### [DATA FOR THIS TASK]
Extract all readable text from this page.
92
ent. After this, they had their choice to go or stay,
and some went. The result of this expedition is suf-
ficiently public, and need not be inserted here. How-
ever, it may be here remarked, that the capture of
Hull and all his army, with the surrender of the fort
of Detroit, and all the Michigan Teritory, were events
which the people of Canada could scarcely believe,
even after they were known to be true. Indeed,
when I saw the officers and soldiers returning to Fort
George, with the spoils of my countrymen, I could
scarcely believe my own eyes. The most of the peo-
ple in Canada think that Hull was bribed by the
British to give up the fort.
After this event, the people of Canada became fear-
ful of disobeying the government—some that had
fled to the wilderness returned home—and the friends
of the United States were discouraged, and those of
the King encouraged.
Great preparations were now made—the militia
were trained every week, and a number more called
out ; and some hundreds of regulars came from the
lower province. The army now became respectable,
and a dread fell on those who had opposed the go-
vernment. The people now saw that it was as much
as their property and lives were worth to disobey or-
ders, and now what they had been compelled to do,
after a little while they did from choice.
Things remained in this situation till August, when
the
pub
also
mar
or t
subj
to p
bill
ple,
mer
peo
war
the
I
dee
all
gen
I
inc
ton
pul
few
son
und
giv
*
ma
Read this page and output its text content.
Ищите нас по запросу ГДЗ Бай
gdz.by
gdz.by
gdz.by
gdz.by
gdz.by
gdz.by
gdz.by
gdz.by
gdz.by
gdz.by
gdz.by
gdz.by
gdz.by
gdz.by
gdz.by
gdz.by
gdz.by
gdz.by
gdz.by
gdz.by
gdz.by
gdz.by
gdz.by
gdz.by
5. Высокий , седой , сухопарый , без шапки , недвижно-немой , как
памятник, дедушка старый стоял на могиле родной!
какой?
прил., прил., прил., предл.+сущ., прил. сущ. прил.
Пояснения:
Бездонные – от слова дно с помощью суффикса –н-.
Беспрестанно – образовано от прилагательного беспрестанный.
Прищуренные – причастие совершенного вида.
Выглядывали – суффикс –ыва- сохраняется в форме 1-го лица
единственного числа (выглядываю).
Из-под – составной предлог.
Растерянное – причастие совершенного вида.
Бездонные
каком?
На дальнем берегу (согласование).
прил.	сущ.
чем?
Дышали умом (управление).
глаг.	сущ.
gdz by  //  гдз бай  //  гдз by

### [WRITTEN INSTRUCTION]
Identify each line in the records above containing the word "believe"; copy those lines.

### [WORKED ANSWER]
which the people of Canada could scarcely believe,
scarcely believe my own eyes. The most of the peo-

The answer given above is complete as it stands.